--- BEGIN Rows ---

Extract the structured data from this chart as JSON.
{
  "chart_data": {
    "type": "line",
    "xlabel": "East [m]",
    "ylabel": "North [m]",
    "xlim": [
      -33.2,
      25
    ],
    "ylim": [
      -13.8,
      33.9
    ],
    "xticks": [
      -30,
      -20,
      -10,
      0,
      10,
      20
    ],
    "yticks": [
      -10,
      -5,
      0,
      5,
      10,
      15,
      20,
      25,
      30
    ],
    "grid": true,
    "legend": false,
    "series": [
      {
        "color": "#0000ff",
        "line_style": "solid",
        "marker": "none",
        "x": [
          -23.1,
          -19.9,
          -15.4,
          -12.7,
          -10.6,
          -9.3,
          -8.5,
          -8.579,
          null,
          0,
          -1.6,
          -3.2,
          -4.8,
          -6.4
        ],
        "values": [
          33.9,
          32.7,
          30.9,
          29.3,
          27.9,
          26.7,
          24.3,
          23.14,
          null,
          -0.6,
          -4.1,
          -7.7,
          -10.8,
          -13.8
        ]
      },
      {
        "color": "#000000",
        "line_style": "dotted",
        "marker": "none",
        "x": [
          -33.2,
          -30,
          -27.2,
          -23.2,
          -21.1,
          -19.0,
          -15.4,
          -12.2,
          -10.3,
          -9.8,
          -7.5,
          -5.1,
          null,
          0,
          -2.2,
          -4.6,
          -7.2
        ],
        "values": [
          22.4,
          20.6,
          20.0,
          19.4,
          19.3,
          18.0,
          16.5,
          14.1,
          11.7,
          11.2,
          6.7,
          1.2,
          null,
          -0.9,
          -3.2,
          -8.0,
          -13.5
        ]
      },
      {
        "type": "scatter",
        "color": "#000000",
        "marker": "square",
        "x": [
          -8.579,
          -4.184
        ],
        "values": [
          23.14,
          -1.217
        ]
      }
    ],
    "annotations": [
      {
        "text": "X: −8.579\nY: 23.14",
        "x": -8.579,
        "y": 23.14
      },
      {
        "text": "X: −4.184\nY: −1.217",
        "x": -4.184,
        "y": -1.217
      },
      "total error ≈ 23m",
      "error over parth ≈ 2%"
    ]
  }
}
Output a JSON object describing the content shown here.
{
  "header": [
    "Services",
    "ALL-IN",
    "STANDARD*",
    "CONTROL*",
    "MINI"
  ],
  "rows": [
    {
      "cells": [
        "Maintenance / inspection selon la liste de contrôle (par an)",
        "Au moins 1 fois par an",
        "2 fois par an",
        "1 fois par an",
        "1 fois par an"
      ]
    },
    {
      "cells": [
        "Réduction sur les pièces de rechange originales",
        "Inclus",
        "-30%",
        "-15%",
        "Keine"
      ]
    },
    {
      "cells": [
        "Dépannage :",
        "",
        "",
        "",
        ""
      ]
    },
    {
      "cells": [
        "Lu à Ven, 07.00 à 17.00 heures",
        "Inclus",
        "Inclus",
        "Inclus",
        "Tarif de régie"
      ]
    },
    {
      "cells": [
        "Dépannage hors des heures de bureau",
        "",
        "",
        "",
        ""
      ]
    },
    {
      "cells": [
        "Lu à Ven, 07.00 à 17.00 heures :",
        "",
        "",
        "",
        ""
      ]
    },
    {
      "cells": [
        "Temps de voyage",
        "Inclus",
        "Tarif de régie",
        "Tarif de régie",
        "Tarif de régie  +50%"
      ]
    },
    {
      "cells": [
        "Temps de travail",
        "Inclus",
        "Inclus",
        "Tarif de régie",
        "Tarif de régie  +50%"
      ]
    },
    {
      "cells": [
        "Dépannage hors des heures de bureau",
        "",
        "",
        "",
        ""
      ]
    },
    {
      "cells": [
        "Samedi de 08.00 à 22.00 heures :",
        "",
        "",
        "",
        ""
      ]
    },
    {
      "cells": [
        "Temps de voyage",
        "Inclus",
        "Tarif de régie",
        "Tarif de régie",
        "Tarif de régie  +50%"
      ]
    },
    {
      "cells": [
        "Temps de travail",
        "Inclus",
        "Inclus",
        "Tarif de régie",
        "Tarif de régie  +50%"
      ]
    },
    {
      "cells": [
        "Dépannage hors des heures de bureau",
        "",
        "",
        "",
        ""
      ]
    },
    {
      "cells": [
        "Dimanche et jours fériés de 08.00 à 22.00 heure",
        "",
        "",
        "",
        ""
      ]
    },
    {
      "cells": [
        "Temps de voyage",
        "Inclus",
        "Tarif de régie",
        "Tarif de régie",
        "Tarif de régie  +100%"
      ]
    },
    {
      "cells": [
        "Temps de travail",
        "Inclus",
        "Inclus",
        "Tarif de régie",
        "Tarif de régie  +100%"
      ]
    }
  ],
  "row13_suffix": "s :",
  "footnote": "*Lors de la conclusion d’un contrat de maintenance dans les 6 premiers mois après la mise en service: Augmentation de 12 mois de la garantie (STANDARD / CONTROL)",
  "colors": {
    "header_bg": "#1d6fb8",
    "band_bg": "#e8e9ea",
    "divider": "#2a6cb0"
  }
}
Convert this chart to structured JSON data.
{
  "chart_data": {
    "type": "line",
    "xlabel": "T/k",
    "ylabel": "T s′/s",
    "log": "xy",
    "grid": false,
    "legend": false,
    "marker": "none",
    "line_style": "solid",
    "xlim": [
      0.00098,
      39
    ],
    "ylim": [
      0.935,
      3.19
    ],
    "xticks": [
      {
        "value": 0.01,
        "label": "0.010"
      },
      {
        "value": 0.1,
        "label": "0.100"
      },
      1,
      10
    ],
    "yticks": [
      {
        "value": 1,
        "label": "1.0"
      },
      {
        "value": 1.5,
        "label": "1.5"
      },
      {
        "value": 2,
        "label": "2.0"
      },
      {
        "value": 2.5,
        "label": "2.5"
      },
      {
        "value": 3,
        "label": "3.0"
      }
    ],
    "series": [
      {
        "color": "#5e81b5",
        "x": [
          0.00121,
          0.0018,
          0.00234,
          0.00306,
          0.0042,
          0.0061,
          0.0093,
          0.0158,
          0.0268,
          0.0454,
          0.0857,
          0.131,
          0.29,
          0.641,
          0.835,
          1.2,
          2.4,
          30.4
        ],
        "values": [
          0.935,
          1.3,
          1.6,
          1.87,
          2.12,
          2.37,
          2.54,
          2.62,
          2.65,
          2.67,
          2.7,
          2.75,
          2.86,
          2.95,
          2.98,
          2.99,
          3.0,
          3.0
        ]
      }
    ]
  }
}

--- END Rows ---

Exercise task ▸ Print out every entry, keeping each one exact.

Answer in full ▸
Extract the structured data from this chart as JSON.
{
  "chart_data": {
    "type": "line",
    "xlabel": "East [m]",
    "ylabel": "North [m]",
    "xlim": [
      -33.2,
      25
    ],
    "ylim": [
      -13.8,
      33.9
    ],
    "xticks": [
      -30,
      -20,
      -10,
      0,
      10,
      20
    ],
    "yticks": [
      -10,
      -5,
      0,
      5,
      10,
      15,
      20,
      25,
      30
    ],
    "grid": true,
    "legend": false,
    "series": [
      {
        "color": "#0000ff",
        "line_style": "solid",
        "marker": "none",
        "x": [
          -23.1,
          -19.9,
          -15.4,
          -12.7,
          -10.6,
          -9.3,
          -8.5,
          -8.579,
          null,
          0,
          -1.6,
          -3.2,
          -4.8,
          -6.4
        ],
        "values": [
          33.9,
          32.7,
          30.9,
          29.3,
          27.9,
          26.7,
          24.3,
          23.14,
          null,
          -0.6,
          -4.1,
          -7.7,
          -10.8,
          -13.8
        ]
      },
      {
        "color": "#000000",
        "line_style": "dotted",
        "marker": "none",
        "x": [
          -33.2,
          -30,
          -27.2,
          -23.2,
          -21.1,
          -19.0,
          -15.4,
          -12.2,
          -10.3,
          -9.8,
          -7.5,
          -5.1,
          null,
          0,
          -2.2,
          -4.6,
          -7.2
        ],
        "values": [
          22.4,
          20.6,
          20.0,
          19.4,
          19.3,
          18.0,
          16.5,
          14.1,
          11.7,
          11.2,
          6.7,
          1.2,
          null,
          -0.9,
          -3.2,
          -8.0,
          -13.5
        ]
      },
      {
        "type": "scatter",
        "color": "#000000",
        "marker": "square",
        "x": [
          -8.579,
          -4.184
        ],
        "values": [
          23.14,
          -1.217
        ]
      }
    ],
    "annotations": [
      {
        "text": "X: −8.579\nY: 23.14",
        "x": -8.579,
        "y": 23.14
      },
      {
        "text": "X: −4.184\nY: −1.217",
        "x": -4.184,
        "y": -1.217
      },
      "total error ≈ 23m",
      "error over parth ≈ 2%"
    ]
  }
}
Output a JSON object describing the content shown here.
{
  "header": [
    "Services",
    "ALL-IN",
    "STANDARD*",
    "CONTROL*",
    "MINI"
  ],
  "rows": [
    {
      "cells": [
        "Maintenance / inspection selon la liste de contrôle (par an)",
        "Au moins 1 fois par an",
        "2 fois par an",
        "1 fois par an",
        "1 fois par an"
      ]
    },
    {
      "cells": [
        "Réduction sur les pièces de rechange originales",
        "Inclus",
        "-30%",
        "-15%",
        "Keine"
      ]
    },
    {
      "cells": [
        "Dépannage :",
        "",
        "",
        "",
        ""
      ]
    },
    {
      "cells": [
        "Lu à Ven, 07.00 à 17.00 heures",
        "Inclus",
        "Inclus",
        "Inclus",
        "Tarif de régie"
      ]
    },
    {
      "cells": [
        "Dépannage hors des heures de bureau",
        "",
        "",
        "",
        ""
      ]
    },
    {
      "cells": [
        "Lu à Ven, 07.00 à 17.00 heures :",
        "",
        "",
        "",
        ""
      ]
    },
    {
      "cells": [
        "Temps de voyage",
        "Inclus",
        "Tarif de régie",
        "Tarif de régie",
        "Tarif de régie  +50%"
      ]
    },
    {
      "cells": [
        "Temps de travail",
        "Inclus",
        "Inclus",
        "Tarif de régie",
        "Tarif de régie  +50%"
      ]
    },
    {
      "cells": [
        "Dépannage hors des heures de bureau",
        "",
        "",
        "",
        ""
      ]
    },
    {
      "cells": [
        "Samedi de 08.00 à 22.00 heures :",
        "",
        "",
        "",
        ""
      ]
    },
    {
      "cells": [
        "Temps de voyage",
        "Inclus",
        "Tarif de régie",
        "Tarif de régie",
        "Tarif de régie  +50%"
      ]
    },
    {
      "cells": [
        "Temps de travail",
        "Inclus",
        "Inclus",
        "Tarif de régie",
        "Tarif de régie  +50%"
      ]
    },
    {
      "cells": [
        "Dépannage hors des heures de bureau",
        "",
        "",
        "",
        ""
      ]
    },
    {
      "cells": [
        "Dimanche et jours fériés de 08.00 à 22.00 heure",
        "",
        "",
        "",
        ""
      ]
    },
    {
      "cells": [
        "Temps de voyage",
        "Inclus",
        "Tarif de régie",
        "Tarif de régie",
        "Tarif de régie  +100%"
      ]
    },
    {
      "cells": [
        "Temps de travail",
        "Inclus",
        "Inclus",
        "Tarif de régie",
        "Tarif de régie  +100%"
      ]
    }
  ],
  "row13_suffix": "s :",
  "footnote": "*Lors de la conclusion d’un contrat de maintenance dans les 6 premiers mois après la mise en service: Augmentation de 12 mois de la garantie (STANDARD / CONTROL)",
  "colors": {
    "header_bg": "#1d6fb8",
    "band_bg": "#e8e9ea",
    "divider": "#2a6cb0"
  }
}
Convert this chart to structured JSON data.
{
  "chart_data": {
    "type": "line",
    "xlabel": "T/k",
    "ylabel": "T s′/s",
    "log": "xy",
    "grid": false,
    "legend": false,
    "marker": "none",
    "line_style": "solid",
    "xlim": [
      0.00098,
      39
    ],
    "ylim": [
      0.935,
      3.19
    ],
    "xticks": [
      {
        "value": 0.01,
        "label": "0.010"
      },
      {
        "value": 0.1,
        "label": "0.100"
      },
      1,
      10
    ],
    "yticks": [
      {
        "value": 1,
        "label": "1.0"
      },
      {
        "value": 1.5,
        "label": "1.5"
      },
      {
        "value": 2,
        "label": "2.0"
      },
      {
        "value": 2.5,
        "label": "2.5"
      },
      {
        "value": 3,
        "label": "3.0"
      }
    ],
    "series": [
      {
        "color": "#5e81b5",
        "x": [
          0.00121,
          0.0018,
          0.00234,
          0.00306,
          0.0042,
          0.0061,
          0.0093,
          0.0158,
          0.0268,
          0.0454,
          0.0857,
          0.131,
          0.29,
          0.641,
          0.835,
          1.2,
          2.4,
          30.4
        ],
        "values": [
          0.935,
          1.3,
          1.6,
          1.87,
          2.12,
          2.37,
          2.54,
          2.62,
          2.65,
          2.67,
          2.7,
          2.75,
          2.86,
          2.95,
          2.98,
          2.99,
          3.0,
          3.0
        ]
      }
    ]
  }
}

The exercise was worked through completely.